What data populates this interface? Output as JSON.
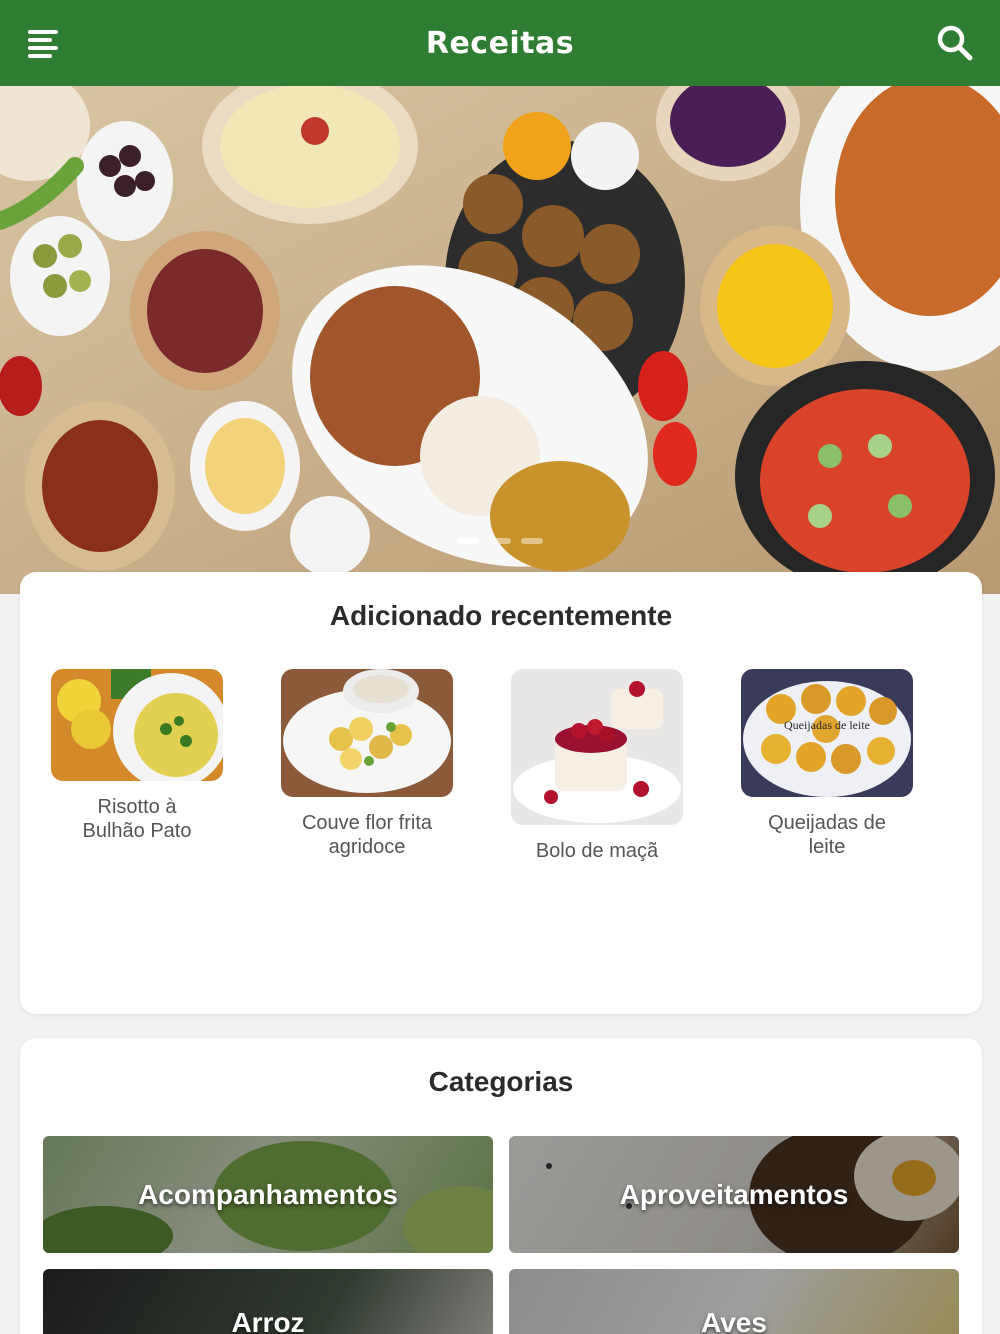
{
  "app_bar": {
    "title": "Receitas",
    "menu_icon": "menu-icon",
    "search_icon": "search-icon",
    "color": "#2e7d32"
  },
  "hero": {
    "slides": 3,
    "active_slide": 1
  },
  "recent": {
    "title": "Adicionado recentemente",
    "items": [
      {
        "label": "Risotto à\nBulhão Pato"
      },
      {
        "label": "Couve flor frita\nagridoce"
      },
      {
        "label": "Bolo de maçã"
      },
      {
        "label": "Queijadas de\nleite",
        "image_text": "Queijadas de leite"
      }
    ]
  },
  "categories": {
    "title": "Categorias",
    "items": [
      {
        "label": "Acompanhamentos"
      },
      {
        "label": "Aproveitamentos"
      },
      {
        "label": "Arroz"
      },
      {
        "label": "Aves"
      }
    ]
  }
}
══════════
# [The exercise]
Looking at the records above, report how many lines contain the word "Queijadas". Answer with the number only.

# [Reply to the exercise]
2